• [WRITTEN PROBLEM] Determine the count of lines holding the string "radius". Return only the number.
________________
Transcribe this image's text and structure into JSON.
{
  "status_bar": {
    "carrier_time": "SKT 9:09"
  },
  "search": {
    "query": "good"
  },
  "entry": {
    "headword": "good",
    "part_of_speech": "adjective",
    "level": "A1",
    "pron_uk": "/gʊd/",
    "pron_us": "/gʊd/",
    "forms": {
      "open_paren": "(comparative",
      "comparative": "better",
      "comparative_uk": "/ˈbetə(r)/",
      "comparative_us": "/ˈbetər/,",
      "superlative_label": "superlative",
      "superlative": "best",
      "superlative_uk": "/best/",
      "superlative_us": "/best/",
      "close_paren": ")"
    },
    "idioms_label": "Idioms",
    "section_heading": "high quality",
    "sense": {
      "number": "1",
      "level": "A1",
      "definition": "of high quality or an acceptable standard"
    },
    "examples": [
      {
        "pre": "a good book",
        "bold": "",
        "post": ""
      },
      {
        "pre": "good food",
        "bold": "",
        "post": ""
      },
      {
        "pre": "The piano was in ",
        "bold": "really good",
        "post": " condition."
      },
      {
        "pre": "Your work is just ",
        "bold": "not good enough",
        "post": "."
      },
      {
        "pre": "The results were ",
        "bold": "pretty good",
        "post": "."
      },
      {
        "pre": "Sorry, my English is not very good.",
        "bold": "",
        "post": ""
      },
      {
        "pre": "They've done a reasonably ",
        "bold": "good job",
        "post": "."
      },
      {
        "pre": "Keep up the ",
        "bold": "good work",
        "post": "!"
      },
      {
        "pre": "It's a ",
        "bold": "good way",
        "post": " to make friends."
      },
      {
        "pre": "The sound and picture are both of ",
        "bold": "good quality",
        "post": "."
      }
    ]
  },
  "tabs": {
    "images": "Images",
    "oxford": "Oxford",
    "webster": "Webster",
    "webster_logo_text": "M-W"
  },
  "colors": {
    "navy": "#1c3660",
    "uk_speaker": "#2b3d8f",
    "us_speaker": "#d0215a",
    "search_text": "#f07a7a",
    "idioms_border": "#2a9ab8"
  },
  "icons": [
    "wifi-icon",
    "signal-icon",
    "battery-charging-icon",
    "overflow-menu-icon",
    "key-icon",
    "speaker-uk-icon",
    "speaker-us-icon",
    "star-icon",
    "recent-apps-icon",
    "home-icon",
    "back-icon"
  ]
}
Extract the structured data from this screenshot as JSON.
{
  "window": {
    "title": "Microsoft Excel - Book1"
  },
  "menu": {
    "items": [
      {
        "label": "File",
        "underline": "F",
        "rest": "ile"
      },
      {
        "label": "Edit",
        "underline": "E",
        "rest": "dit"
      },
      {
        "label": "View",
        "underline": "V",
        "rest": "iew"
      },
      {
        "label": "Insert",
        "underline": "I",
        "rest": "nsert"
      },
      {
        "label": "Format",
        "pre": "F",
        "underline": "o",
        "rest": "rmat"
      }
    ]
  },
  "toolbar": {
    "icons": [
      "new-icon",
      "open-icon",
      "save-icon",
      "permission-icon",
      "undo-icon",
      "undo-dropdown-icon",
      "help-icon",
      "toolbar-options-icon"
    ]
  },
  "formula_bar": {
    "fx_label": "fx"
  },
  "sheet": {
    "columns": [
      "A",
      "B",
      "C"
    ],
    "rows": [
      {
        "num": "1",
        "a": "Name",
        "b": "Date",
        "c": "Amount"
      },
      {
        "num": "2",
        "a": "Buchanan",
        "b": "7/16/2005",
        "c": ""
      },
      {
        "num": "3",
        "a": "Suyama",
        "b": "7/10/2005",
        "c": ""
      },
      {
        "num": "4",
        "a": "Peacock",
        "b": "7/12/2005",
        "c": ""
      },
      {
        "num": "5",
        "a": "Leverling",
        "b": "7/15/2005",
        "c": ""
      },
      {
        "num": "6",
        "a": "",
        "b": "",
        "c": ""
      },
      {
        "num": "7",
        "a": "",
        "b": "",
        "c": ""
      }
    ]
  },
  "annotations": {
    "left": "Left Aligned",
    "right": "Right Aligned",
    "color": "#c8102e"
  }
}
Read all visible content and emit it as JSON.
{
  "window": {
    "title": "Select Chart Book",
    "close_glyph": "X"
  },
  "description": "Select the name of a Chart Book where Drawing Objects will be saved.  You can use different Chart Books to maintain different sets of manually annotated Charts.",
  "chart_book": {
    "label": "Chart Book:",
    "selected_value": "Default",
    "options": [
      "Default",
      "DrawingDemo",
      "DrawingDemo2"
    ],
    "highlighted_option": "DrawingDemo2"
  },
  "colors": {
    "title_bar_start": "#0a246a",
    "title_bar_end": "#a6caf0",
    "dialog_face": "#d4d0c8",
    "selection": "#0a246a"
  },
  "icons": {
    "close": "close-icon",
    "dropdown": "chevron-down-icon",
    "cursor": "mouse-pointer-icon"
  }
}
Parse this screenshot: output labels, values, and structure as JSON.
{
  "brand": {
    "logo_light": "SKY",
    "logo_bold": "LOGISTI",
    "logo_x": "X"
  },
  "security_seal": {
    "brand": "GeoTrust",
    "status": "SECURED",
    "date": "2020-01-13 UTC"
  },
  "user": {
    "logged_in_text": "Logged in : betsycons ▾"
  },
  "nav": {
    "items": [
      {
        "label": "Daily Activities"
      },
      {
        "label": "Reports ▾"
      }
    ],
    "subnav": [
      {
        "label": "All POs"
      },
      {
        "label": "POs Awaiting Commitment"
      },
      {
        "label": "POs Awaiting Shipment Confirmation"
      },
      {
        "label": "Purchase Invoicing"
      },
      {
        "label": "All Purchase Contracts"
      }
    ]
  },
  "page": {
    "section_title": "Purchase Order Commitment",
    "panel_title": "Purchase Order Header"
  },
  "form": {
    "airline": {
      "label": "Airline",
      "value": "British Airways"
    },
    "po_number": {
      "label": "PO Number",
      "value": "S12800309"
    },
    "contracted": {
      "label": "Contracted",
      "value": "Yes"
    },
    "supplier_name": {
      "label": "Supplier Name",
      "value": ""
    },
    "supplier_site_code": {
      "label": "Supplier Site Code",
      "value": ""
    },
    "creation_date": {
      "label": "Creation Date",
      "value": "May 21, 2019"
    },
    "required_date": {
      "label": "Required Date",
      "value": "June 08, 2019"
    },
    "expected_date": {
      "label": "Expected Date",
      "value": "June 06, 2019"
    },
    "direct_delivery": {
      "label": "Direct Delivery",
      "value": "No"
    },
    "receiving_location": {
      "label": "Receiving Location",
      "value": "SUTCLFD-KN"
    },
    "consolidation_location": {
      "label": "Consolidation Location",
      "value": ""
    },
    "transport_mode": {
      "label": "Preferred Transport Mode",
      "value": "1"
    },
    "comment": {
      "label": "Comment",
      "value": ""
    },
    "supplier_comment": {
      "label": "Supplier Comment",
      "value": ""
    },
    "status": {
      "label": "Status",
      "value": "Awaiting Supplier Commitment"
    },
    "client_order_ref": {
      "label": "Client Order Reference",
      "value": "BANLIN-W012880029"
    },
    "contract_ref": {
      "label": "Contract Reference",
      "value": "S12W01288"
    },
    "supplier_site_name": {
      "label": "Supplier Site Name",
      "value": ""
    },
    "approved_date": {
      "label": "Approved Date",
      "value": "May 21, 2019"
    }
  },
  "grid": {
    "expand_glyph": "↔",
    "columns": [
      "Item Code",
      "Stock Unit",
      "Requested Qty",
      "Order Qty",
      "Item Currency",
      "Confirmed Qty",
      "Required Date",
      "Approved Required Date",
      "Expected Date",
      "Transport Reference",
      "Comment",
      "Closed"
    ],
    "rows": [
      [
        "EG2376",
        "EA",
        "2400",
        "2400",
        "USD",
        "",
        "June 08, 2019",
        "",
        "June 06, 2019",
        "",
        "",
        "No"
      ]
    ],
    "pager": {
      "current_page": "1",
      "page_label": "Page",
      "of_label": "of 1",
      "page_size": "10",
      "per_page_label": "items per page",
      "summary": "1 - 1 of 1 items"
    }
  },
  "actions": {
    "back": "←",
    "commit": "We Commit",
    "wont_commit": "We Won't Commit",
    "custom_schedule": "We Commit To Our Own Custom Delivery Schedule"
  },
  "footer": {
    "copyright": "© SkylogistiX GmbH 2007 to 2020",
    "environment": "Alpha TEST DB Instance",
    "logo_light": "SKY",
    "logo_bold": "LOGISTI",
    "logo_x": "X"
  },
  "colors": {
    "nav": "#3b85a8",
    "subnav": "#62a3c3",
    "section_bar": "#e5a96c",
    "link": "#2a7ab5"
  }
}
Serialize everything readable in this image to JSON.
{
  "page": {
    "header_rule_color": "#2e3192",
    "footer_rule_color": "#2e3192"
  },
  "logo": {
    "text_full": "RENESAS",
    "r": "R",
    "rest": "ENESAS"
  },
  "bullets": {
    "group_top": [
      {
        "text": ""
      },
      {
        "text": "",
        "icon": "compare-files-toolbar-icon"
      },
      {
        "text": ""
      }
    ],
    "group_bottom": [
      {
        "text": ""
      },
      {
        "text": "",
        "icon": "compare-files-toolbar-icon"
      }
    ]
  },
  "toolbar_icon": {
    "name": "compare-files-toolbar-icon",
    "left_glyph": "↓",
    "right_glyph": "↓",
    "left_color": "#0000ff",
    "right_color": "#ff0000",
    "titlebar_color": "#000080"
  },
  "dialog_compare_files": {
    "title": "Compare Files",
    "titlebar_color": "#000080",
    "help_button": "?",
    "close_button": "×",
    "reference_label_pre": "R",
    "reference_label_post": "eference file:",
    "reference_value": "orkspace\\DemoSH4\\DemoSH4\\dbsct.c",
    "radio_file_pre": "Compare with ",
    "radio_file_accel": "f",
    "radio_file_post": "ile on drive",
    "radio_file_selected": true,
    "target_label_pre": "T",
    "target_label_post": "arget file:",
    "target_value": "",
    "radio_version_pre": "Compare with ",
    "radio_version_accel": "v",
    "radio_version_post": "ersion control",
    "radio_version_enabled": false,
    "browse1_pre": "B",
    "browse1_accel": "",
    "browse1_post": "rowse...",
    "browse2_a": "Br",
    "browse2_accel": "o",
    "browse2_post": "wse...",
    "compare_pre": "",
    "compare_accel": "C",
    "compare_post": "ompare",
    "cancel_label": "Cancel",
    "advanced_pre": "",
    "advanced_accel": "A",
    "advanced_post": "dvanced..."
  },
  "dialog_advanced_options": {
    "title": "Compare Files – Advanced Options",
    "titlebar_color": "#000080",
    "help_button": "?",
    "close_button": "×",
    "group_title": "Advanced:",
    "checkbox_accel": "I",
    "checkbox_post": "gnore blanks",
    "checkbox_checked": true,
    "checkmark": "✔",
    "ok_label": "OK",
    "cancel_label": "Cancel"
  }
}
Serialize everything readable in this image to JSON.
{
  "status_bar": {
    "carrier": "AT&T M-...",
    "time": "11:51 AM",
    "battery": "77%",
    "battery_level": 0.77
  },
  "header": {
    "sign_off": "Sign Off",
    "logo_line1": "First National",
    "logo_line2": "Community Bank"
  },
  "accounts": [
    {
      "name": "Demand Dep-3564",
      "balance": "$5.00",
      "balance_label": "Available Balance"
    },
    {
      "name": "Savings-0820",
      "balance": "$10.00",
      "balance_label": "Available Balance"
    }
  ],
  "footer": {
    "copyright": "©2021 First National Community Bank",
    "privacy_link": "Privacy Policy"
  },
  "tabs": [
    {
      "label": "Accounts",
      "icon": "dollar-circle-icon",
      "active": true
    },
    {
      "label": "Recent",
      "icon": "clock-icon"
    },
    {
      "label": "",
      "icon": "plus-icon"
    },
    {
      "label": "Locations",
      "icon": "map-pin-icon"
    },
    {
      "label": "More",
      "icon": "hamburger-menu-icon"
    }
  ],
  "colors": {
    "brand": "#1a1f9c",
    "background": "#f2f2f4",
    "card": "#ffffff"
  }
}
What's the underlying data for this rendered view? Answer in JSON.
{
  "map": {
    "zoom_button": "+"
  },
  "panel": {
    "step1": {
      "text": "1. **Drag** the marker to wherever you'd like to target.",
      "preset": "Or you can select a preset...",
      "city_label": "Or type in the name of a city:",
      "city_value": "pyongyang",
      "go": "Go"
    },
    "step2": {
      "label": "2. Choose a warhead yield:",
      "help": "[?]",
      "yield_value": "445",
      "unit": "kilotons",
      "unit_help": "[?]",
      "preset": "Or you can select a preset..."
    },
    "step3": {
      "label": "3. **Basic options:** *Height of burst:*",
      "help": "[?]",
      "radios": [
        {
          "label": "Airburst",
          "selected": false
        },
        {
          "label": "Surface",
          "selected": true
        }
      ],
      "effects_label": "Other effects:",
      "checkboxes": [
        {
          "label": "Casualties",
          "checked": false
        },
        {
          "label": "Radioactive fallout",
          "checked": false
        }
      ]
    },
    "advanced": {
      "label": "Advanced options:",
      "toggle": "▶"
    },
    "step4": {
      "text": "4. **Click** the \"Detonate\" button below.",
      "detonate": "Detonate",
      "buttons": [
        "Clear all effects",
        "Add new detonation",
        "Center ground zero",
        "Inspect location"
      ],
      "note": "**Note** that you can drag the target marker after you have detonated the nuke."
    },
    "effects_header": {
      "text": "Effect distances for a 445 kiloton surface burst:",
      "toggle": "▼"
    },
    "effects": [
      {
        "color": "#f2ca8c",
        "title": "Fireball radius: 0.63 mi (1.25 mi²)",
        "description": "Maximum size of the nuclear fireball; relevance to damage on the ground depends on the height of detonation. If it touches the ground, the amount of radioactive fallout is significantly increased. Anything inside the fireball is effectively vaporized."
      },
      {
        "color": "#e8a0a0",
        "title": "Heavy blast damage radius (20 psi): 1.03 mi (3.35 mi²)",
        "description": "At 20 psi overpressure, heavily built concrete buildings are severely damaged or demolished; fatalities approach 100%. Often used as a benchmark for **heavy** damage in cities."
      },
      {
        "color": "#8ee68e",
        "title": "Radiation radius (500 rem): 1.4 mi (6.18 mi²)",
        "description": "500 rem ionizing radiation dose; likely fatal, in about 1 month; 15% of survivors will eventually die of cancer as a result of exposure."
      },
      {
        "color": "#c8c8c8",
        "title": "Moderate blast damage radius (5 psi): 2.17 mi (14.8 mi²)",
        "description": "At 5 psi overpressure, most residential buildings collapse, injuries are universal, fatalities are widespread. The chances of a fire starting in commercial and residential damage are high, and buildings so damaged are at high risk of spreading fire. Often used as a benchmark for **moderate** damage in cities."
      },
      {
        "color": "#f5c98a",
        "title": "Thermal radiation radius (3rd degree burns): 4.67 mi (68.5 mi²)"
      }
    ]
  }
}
________________
• [ANSWER BELOW] 5